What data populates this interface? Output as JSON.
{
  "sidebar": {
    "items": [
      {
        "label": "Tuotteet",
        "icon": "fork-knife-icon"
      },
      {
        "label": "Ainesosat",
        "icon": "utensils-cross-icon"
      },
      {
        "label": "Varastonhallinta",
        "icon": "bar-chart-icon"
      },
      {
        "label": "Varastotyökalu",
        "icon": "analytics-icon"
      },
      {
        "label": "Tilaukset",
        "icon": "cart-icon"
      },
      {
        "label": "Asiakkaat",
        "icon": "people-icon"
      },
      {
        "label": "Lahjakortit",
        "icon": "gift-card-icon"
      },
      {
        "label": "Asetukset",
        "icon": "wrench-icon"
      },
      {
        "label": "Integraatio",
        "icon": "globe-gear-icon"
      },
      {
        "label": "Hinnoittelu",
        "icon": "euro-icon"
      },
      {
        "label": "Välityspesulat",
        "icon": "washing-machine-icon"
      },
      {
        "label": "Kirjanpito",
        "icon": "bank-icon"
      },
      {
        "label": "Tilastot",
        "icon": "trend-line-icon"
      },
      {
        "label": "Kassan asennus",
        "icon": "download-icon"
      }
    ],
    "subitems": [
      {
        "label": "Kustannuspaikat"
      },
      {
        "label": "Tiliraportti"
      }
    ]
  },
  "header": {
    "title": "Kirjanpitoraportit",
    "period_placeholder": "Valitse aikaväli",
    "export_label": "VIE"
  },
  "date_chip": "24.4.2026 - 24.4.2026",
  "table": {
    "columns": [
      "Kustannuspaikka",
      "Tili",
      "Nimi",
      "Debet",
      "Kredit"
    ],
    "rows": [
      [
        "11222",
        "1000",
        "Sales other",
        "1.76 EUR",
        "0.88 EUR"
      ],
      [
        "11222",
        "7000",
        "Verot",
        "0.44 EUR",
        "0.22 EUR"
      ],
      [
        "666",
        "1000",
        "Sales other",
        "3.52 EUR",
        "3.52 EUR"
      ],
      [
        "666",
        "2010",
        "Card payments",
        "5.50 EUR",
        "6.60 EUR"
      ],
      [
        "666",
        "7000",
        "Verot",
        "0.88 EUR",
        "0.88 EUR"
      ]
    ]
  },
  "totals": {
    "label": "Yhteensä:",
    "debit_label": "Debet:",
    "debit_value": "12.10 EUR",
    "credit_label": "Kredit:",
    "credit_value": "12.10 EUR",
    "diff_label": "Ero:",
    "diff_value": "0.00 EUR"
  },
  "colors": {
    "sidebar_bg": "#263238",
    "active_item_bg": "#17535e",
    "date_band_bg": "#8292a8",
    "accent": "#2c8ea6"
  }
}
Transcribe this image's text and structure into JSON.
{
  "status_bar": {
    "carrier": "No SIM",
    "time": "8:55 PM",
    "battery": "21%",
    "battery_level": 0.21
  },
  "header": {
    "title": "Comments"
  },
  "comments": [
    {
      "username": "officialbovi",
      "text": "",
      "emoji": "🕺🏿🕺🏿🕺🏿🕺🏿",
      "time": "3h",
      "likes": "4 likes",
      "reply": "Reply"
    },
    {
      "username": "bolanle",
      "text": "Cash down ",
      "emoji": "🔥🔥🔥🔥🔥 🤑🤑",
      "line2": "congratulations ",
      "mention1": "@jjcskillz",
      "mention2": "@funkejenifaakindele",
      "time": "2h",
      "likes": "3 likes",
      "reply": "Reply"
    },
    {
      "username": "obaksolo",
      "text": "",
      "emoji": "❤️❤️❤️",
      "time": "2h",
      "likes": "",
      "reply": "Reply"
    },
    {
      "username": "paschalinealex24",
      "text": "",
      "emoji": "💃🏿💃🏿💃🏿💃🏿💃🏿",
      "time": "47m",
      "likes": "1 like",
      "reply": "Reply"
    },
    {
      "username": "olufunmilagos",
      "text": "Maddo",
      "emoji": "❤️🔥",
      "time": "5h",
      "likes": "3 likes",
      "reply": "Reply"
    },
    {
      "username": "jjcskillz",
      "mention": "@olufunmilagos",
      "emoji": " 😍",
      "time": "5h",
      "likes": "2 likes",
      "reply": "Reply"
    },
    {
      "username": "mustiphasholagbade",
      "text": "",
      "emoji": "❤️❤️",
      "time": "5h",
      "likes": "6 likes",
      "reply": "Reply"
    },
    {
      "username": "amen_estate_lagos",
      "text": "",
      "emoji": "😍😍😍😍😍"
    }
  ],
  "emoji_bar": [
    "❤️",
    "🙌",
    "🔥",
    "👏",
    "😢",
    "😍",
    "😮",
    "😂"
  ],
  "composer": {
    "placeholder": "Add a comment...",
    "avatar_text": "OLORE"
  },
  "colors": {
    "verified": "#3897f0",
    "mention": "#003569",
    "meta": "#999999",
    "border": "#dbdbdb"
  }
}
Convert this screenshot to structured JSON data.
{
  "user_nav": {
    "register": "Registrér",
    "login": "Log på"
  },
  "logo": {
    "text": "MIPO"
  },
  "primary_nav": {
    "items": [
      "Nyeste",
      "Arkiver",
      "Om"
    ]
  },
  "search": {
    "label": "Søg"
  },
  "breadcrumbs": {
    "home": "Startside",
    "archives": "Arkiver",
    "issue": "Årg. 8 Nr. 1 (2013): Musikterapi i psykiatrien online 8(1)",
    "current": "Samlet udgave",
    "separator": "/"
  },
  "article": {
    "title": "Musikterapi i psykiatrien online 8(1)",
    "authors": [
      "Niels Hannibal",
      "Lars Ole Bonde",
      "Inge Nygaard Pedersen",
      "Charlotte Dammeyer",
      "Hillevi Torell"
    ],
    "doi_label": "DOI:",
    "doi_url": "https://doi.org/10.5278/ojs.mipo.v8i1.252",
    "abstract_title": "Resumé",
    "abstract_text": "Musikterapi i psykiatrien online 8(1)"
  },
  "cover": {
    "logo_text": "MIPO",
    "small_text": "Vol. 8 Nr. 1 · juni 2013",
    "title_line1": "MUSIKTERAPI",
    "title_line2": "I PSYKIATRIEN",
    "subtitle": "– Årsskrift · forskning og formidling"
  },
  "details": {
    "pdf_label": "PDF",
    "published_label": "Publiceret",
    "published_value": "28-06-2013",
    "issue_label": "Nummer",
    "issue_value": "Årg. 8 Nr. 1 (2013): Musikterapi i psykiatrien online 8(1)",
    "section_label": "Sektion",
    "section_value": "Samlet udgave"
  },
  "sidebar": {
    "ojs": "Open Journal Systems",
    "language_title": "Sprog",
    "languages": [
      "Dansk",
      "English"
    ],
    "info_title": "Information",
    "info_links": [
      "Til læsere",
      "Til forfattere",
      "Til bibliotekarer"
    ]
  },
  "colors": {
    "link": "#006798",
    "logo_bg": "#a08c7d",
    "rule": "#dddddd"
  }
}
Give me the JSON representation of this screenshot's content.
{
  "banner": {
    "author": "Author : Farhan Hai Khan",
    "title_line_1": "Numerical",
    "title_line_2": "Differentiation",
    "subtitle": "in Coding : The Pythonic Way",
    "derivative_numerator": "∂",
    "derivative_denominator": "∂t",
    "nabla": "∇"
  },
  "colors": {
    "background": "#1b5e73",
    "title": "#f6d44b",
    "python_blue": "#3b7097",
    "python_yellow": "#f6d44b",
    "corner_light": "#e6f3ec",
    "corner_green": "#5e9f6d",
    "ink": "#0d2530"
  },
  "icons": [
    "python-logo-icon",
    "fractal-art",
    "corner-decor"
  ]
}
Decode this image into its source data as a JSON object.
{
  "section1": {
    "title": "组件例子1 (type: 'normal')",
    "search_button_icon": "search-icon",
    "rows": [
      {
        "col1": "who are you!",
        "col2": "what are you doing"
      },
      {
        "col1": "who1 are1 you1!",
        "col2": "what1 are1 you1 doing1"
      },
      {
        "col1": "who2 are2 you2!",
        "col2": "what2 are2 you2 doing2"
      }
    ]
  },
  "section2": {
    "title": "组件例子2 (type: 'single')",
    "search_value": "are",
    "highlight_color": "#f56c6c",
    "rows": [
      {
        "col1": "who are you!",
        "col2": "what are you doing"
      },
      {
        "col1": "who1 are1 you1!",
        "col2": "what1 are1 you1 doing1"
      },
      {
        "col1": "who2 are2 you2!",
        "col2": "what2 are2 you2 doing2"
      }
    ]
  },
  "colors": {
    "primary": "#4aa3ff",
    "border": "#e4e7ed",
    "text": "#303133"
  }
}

################

▸ WRITTEN REQUEST: From the line containing "Give me the" down to the last line, reproduce the records exactly. Include both ends.

▸ CORRECT OUTPUT:
Give me the JSON representation of this screenshot's content.
{
  "banner": {
    "author": "Author : Farhan Hai Khan",
    "title_line_1": "Numerical",
    "title_line_2": "Differentiation",
    "subtitle": "in Coding : The Pythonic Way",
    "derivative_numerator": "∂",
    "derivative_denominator": "∂t",
    "nabla": "∇"
  },
  "colors": {
    "background": "#1b5e73",
    "title": "#f6d44b",
    "python_blue": "#3b7097",
    "python_yellow": "#f6d44b",
    "corner_light": "#e6f3ec",
    "corner_green": "#5e9f6d",
    "ink": "#0d2530"
  },
  "icons": [
    "python-logo-icon",
    "fractal-art",
    "corner-decor"
  ]
}
Decode this image into its source data as a JSON object.
{
  "section1": {
    "title": "组件例子1 (type: 'normal')",
    "search_button_icon": "search-icon",
    "rows": [
      {
        "col1": "who are you!",
        "col2": "what are you doing"
      },
      {
        "col1": "who1 are1 you1!",
        "col2": "what1 are1 you1 doing1"
      },
      {
        "col1": "who2 are2 you2!",
        "col2": "what2 are2 you2 doing2"
      }
    ]
  },
  "section2": {
    "title": "组件例子2 (type: 'single')",
    "search_value": "are",
    "highlight_color": "#f56c6c",
    "rows": [
      {
        "col1": "who are you!",
        "col2": "what are you doing"
      },
      {
        "col1": "who1 are1 you1!",
        "col2": "what1 are1 you1 doing1"
      },
      {
        "col1": "who2 are2 you2!",
        "col2": "what2 are2 you2 doing2"
      }
    ]
  },
  "colors": {
    "primary": "#4aa3ff",
    "border": "#e4e7ed",
    "text": "#303133"
  }
}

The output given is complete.